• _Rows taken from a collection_
━━━━━━━━━━━━━━━━

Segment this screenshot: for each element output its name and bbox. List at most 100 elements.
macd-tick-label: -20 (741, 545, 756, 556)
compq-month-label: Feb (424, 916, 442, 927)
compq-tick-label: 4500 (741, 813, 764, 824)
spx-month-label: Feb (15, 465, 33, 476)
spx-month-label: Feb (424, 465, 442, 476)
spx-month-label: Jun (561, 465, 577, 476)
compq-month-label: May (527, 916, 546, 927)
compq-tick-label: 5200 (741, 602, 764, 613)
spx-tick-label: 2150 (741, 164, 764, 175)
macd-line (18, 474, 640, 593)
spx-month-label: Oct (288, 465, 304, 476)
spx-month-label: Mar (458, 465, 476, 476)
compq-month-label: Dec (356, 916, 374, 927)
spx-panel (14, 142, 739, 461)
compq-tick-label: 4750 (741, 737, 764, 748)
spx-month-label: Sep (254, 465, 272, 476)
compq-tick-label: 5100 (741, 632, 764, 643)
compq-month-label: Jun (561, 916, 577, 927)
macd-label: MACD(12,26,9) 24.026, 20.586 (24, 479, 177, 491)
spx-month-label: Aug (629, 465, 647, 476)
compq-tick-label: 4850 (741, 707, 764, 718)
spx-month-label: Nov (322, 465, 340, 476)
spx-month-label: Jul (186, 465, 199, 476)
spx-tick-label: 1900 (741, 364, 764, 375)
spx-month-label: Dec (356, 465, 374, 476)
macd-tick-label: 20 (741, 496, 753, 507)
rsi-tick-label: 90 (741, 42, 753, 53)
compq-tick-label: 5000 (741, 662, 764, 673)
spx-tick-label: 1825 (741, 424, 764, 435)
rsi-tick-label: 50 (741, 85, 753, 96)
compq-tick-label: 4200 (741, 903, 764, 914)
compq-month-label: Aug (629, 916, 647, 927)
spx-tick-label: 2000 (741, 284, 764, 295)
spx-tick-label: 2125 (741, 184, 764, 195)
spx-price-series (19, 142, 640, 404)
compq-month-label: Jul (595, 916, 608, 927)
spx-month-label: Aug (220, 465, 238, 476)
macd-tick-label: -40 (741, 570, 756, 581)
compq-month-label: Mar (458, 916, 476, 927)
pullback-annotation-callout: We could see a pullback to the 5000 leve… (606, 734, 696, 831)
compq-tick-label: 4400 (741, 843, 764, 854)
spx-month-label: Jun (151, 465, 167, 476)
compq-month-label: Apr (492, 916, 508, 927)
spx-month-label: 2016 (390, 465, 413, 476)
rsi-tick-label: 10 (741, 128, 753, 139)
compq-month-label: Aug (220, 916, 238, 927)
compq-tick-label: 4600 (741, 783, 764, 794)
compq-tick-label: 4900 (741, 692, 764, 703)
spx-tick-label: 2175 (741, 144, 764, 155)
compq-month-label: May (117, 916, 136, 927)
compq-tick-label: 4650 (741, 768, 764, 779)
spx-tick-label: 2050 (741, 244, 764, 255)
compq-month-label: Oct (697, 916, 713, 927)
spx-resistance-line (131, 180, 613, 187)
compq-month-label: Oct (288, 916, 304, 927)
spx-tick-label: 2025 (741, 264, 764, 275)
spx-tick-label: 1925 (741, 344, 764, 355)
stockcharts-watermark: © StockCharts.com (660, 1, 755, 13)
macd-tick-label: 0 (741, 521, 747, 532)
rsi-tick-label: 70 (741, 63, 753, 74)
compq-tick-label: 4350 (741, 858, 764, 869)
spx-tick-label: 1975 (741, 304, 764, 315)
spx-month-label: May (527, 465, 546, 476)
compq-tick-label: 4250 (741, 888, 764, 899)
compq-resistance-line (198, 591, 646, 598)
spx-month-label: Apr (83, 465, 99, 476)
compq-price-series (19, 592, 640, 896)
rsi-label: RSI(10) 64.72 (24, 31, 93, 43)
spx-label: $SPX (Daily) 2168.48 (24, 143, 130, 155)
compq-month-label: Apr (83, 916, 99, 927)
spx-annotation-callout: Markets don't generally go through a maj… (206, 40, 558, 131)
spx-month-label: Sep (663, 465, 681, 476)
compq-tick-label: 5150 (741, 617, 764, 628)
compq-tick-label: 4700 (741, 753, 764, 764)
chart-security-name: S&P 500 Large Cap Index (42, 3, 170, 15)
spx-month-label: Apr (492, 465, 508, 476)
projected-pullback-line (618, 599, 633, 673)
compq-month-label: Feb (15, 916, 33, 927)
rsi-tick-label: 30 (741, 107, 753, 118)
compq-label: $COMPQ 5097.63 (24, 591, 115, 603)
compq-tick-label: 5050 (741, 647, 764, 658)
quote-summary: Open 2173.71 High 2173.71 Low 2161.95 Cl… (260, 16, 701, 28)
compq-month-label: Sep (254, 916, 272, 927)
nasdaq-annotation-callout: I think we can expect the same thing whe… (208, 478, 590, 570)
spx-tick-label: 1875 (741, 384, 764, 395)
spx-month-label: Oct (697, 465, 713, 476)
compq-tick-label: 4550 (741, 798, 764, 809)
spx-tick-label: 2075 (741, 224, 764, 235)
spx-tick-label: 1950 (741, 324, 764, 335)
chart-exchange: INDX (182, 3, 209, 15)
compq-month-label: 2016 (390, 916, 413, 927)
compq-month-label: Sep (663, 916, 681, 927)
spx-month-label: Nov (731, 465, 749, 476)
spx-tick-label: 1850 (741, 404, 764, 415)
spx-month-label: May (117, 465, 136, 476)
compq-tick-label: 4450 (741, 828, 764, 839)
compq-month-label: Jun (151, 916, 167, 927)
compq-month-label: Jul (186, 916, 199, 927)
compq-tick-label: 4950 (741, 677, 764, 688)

━━━━━━━━━━━━━━━━

Can you copy every one of the rows above line for line, with no changes at all?

Segment this screenshot: for each element output its name and bbox. List at most 100 elements.
macd-tick-label: -20 (741, 545, 756, 556)
compq-month-label: Feb (424, 916, 442, 927)
compq-tick-label: 4500 (741, 813, 764, 824)
spx-month-label: Feb (15, 465, 33, 476)
spx-month-label: Feb (424, 465, 442, 476)
spx-month-label: Jun (561, 465, 577, 476)
compq-month-label: May (527, 916, 546, 927)
compq-tick-label: 5200 (741, 602, 764, 613)
spx-tick-label: 2150 (741, 164, 764, 175)
macd-line (18, 474, 640, 593)
spx-month-label: Oct (288, 465, 304, 476)
spx-month-label: Mar (458, 465, 476, 476)
compq-month-label: Dec (356, 916, 374, 927)
spx-panel (14, 142, 739, 461)
compq-tick-label: 4750 (741, 737, 764, 748)
spx-month-label: Sep (254, 465, 272, 476)
compq-tick-label: 5100 (741, 632, 764, 643)
compq-month-label: Jun (561, 916, 577, 927)
macd-label: MACD(12,26,9) 24.026, 20.586 (24, 479, 177, 491)
spx-month-label: Aug (629, 465, 647, 476)
compq-tick-label: 4850 (741, 707, 764, 718)
spx-month-label: Nov (322, 465, 340, 476)
spx-month-label: Jul (186, 465, 199, 476)
spx-tick-label: 1900 (741, 364, 764, 375)
spx-month-label: Dec (356, 465, 374, 476)
macd-tick-label: 20 (741, 496, 753, 507)
rsi-tick-label: 90 (741, 42, 753, 53)
compq-tick-label: 5000 (741, 662, 764, 673)
spx-tick-label: 1825 (741, 424, 764, 435)
rsi-tick-label: 50 (741, 85, 753, 96)
compq-tick-label: 4200 (741, 903, 764, 914)
compq-month-label: Aug (629, 916, 647, 927)
spx-tick-label: 2000 (741, 284, 764, 295)
spx-tick-label: 2125 (741, 184, 764, 195)
spx-price-series (19, 142, 640, 404)
compq-month-label: Jul (595, 916, 608, 927)
spx-month-label: Aug (220, 465, 238, 476)
macd-tick-label: -40 (741, 570, 756, 581)
compq-month-label: Mar (458, 916, 476, 927)
pullback-annotation-callout: We could see a pullback to the 5000 leve… (606, 734, 696, 831)
compq-tick-label: 4400 (741, 843, 764, 854)
spx-month-label: Jun (151, 465, 167, 476)
compq-month-label: Apr (492, 916, 508, 927)
spx-month-label: 2016 (390, 465, 413, 476)
rsi-tick-label: 10 (741, 128, 753, 139)
compq-month-label: Aug (220, 916, 238, 927)
compq-tick-label: 4600 (741, 783, 764, 794)
compq-tick-label: 4900 (741, 692, 764, 703)
spx-tick-label: 2175 (741, 144, 764, 155)
compq-month-label: May (117, 916, 136, 927)
compq-tick-label: 4650 (741, 768, 764, 779)
spx-tick-label: 2050 (741, 244, 764, 255)
compq-month-label: Oct (697, 916, 713, 927)
spx-resistance-line (131, 180, 613, 187)
compq-month-label: Oct (288, 916, 304, 927)
spx-tick-label: 2025 (741, 264, 764, 275)
spx-tick-label: 1925 (741, 344, 764, 355)
stockcharts-watermark: © StockCharts.com (660, 1, 755, 13)
macd-tick-label: 0 (741, 521, 747, 532)
rsi-tick-label: 70 (741, 63, 753, 74)
compq-tick-label: 4350 (741, 858, 764, 869)
spx-tick-label: 1975 (741, 304, 764, 315)
spx-month-label: May (527, 465, 546, 476)
compq-tick-label: 4250 (741, 888, 764, 899)
compq-resistance-line (198, 591, 646, 598)
spx-month-label: Apr (83, 465, 99, 476)
compq-price-series (19, 592, 640, 896)
rsi-label: RSI(10) 64.72 (24, 31, 93, 43)
spx-label: $SPX (Daily) 2168.48 (24, 143, 130, 155)
compq-month-label: Apr (83, 916, 99, 927)
spx-annotation-callout: Markets don't generally go through a maj… (206, 40, 558, 131)
spx-month-label: Sep (663, 465, 681, 476)
compq-tick-label: 5150 (741, 617, 764, 628)
compq-tick-label: 4700 (741, 753, 764, 764)
chart-security-name: S&P 500 Large Cap Index (42, 3, 170, 15)
spx-month-label: Apr (492, 465, 508, 476)
projected-pullback-line (618, 599, 633, 673)
compq-month-label: Feb (15, 916, 33, 927)
rsi-tick-label: 30 (741, 107, 753, 118)
compq-label: $COMPQ 5097.63 (24, 591, 115, 603)
compq-tick-label: 5050 (741, 647, 764, 658)
quote-summary: Open 2173.71 High 2173.71 Low 2161.95 Cl… (260, 16, 701, 28)
compq-month-label: Sep (254, 916, 272, 927)
nasdaq-annotation-callout: I think we can expect the same thing whe… (208, 478, 590, 570)
spx-tick-label: 1875 (741, 384, 764, 395)
spx-month-label: Oct (697, 465, 713, 476)
compq-tick-label: 4550 (741, 798, 764, 809)
spx-tick-label: 2075 (741, 224, 764, 235)
spx-tick-label: 1950 (741, 324, 764, 335)
chart-exchange: INDX (182, 3, 209, 15)
compq-month-label: 2016 (390, 916, 413, 927)
compq-month-label: Sep (663, 916, 681, 927)
spx-month-label: Nov (731, 465, 749, 476)
spx-tick-label: 1850 (741, 404, 764, 415)
spx-month-label: May (117, 465, 136, 476)
compq-tick-label: 4450 (741, 828, 764, 839)
compq-month-label: Jun (151, 916, 167, 927)
compq-month-label: Jul (186, 916, 199, 927)
compq-tick-label: 4950 (741, 677, 764, 688)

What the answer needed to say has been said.